BEGIN GIVEN TEXT
Renewable Farming

Growers are quickly adopting this biological product to withstand weather stress

This summer’s dry weather across much of the Midwest reveals how a natural fungal endophyte helps crops hang onto yield under stress. Dramatic yield differences between treated vs. untreated crops has encouraged growers worldwide to expand applications from 220,000 acres in 2017 to more than 2 million acres this season.

August 5, 2020 — It’s a friendly fungus, Trichoderma harzianum, developed by Adaptive Symbiotic Technologies based in Seattle, Washington. You can apply it as a seed treatment, in-furrow or foliar. Some growers spray it on bare soil, tank-mixed with fertilizer. The organism is unique because it grows inside the crop. It multiplies rapidly and works symbiotically with your crop, enabling plants to better endure heat, drought, or even cold weather. 

The company’s research and development name for the product, as presented on their website, is BioEnsure. The company licenses it to distributors for resale under each distributor’s private trademark. For example, Bob Streit and Marv Mortensen of Central Iowa Agronomics retail this product under the label Protect.

BioEnsure’s developers, Rusty Rodriguiz and Regina Redman, discovered through their studies in high stress habitats, like geothermal soils of Yellowstone National Park, that plants growing year-round in hot soils (temperatures vary from 68 F. to 149 F.) were able to survive due to a symbiotic association between a plant and a fungus. When they looked at other plant systems in other habitats which imposed high salt, drought or cold stress, they again found that plants required specific fungal partners to thrive.

Rusty and Regina isolated various organisms from these enduring plants, reasoning that there must be a symbiotic relationship between internal microbes and the plants in the hostile geothermal basins. Rusty and Regina reasoned: Could these helpful microbes also confer stress resistance on commercial crops like corn, beans, grasses and others?

Soon after, Adaptive Symbiotic Technologies (AST) was founded. CEO Rusty Rodriguez, during the last five years, focused countless tests in labs and fields conducted with beneficial fungi and bacteria. In 2017, AST released a natural microbial line commercially. The bacterial product is called by the R&D name BioTango. It’s a mixture of beneficial Bacillus species that work in synergy with BioEnsure.

This season, Midwest and Plains growers are seeing these beneficial bacteria and fungi show profitable yield benefits under dry-weather stress. On top of that, AST has found that crops grown with the firm’s symbiotic science show improved soil nutrient use and higher food and feed quality. 

We reported on some field results earlier, and asked the company’s chief research scientist, Regina Redman, to help us find a grower with extended experience with this technology.

She pointed us to Rodney Rusza, farmer and cowman in Walworth County, South Dakota. Summertime in this north central part of the state, says Rodney in an interview, means “we’re always just a week away from drought.”

Rodney tells us he searched scientific reports and the internet for technology to help his corn, soybeans, pasture and other crops endure hot, dry stretches in June through August. Three years ago, he found BioEnsure. He began cooperating in field tests with lead researcher Regina Redman. Today he described to us some of his results, and sent a few photos. Here are some results relayed by Rodney:

Soybeans: During an especially dry summer in 2018, “my soybeans were trying to add pods and fill existing pods, but they were going backward. Aborting blossoms. I sprayed them with BioEnsure and its companion product, BioTango, a bacterial organism which also confers stress resistance to crops. The beans stabilized, filled pods and made 37 bu. per acre. Neighbors’ soybeans hardly reached 10 inches and just a few bushels per acre.”
END GIVEN TEXT
BEGIN PROVIDED DATA
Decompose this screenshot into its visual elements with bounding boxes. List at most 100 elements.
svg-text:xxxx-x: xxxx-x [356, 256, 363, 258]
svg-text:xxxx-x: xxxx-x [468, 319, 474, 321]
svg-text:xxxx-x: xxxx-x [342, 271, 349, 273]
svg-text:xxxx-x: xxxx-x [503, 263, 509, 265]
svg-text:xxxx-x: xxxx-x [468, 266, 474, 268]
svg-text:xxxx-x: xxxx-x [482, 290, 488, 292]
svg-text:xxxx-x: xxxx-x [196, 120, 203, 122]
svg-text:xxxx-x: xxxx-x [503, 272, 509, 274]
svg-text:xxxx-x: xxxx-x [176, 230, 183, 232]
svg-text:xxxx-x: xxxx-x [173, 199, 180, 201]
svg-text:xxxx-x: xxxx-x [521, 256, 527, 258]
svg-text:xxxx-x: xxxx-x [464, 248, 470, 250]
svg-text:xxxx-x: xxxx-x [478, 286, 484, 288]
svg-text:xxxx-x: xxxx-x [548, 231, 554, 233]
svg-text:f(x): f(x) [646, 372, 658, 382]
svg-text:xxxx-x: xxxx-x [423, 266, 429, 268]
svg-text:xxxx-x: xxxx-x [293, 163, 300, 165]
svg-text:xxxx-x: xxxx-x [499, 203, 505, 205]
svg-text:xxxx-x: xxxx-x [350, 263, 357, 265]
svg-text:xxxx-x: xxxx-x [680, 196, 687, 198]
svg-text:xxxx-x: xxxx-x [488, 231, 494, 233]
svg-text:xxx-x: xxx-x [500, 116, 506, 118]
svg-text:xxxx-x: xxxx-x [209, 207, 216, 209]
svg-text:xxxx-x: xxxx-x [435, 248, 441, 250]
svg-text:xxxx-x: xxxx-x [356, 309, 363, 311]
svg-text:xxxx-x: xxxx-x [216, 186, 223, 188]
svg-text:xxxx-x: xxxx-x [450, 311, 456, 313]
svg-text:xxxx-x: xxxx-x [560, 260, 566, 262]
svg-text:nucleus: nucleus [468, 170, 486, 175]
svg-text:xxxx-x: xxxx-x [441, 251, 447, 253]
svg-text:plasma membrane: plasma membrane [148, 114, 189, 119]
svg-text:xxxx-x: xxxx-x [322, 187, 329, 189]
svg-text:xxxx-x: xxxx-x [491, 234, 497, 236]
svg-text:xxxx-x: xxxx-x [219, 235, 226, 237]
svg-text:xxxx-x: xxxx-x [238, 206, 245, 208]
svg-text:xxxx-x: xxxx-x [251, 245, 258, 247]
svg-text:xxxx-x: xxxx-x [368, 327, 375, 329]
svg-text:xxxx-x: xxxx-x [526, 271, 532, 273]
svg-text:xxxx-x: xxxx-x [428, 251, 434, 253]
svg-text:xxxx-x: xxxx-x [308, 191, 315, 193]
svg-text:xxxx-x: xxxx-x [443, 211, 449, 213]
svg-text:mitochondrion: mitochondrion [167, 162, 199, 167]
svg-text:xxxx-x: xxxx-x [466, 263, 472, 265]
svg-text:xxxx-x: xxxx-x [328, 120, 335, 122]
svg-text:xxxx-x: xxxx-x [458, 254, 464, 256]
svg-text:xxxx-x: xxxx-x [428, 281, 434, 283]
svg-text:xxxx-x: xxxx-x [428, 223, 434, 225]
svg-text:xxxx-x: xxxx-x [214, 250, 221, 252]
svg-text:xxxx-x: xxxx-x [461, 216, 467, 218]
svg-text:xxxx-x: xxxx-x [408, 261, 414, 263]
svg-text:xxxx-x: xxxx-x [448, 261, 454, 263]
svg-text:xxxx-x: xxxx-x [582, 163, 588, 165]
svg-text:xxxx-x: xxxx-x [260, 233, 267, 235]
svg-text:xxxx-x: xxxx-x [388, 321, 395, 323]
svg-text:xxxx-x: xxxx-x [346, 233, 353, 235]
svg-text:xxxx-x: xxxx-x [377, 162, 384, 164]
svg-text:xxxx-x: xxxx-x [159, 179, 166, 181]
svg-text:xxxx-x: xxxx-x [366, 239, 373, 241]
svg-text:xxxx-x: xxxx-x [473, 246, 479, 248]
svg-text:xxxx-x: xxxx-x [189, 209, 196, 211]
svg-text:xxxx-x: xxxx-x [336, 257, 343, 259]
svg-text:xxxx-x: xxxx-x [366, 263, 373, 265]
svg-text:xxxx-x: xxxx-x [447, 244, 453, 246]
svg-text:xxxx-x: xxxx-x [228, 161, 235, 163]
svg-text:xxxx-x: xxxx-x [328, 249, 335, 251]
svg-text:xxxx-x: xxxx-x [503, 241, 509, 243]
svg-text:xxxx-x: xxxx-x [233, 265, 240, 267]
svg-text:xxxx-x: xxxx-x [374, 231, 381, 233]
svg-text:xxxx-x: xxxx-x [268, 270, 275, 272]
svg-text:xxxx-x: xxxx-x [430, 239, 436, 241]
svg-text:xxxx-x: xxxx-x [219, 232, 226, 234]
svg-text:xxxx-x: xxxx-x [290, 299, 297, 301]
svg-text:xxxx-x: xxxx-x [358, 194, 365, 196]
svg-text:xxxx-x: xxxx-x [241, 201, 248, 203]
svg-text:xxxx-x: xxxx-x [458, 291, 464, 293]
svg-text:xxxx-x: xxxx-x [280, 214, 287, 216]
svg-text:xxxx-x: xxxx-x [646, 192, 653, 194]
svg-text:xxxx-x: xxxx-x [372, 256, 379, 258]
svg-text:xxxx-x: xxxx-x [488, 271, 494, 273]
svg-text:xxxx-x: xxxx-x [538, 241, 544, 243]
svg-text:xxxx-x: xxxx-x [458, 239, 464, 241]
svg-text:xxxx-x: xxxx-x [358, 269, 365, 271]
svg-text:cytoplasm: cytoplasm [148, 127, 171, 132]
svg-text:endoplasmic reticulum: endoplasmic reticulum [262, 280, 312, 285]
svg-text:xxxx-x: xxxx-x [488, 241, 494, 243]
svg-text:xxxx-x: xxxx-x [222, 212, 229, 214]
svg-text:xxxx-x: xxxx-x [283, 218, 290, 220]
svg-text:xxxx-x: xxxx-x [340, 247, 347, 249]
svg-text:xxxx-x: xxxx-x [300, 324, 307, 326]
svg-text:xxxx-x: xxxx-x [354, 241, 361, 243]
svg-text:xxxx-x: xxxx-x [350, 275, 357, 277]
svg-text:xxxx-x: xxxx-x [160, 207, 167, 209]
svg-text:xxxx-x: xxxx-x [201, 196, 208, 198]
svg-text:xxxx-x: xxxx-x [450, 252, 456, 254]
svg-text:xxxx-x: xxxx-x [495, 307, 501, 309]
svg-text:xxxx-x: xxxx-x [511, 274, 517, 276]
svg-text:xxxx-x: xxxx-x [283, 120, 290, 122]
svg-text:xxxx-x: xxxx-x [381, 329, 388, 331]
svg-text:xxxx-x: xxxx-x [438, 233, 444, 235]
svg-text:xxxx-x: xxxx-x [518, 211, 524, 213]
END PROVIDED DATA
▸ WHAT IS NEEDED:
Continue the article on the fungal endophyte that helps crops endure weather stress, picking up directly after its last sentence.

▸ RESPONSE:
In 2019, he applied these products again, and saw that “my treated soybeans were a foot taller” and yielded better than untreated fields. This season — 2020 — he had good-looking crops coming on, but a massive hailstorm while corn ears were filling stripped both corn and beans down to stubble. He’s planning to spray BioEnsure / BioTango on some beans, just to see how well they might recover.

Rodney’s corn treated with
BioEnsure and BioTango
Neighboring untreated corn
at the same point in the season

Corn: Rodney sent us a photo of a BioEnsure / BioTango treated cornfield in late summer of a previous season. It was still dark green and filling ears. Neighboring untreated fields were shorter, not as green, and firing at the base.

Native grass pasture: This was one of Rodney’s first tests with BioEnsure, sprayed in 2018 and again in 2019. He maintains 80-acre paddocks, rotating cattle about once a month. 

“Pasture sprayed with the combination of BioEnsure and BioTango was thick green and about 40 inches tall when we turned in the herd,” Rodney told us. The photos with a surveyor’s rod reveal the height. “Untreated pasture on the same kind of ground was lighter, not as green and grew to only 20 inches.”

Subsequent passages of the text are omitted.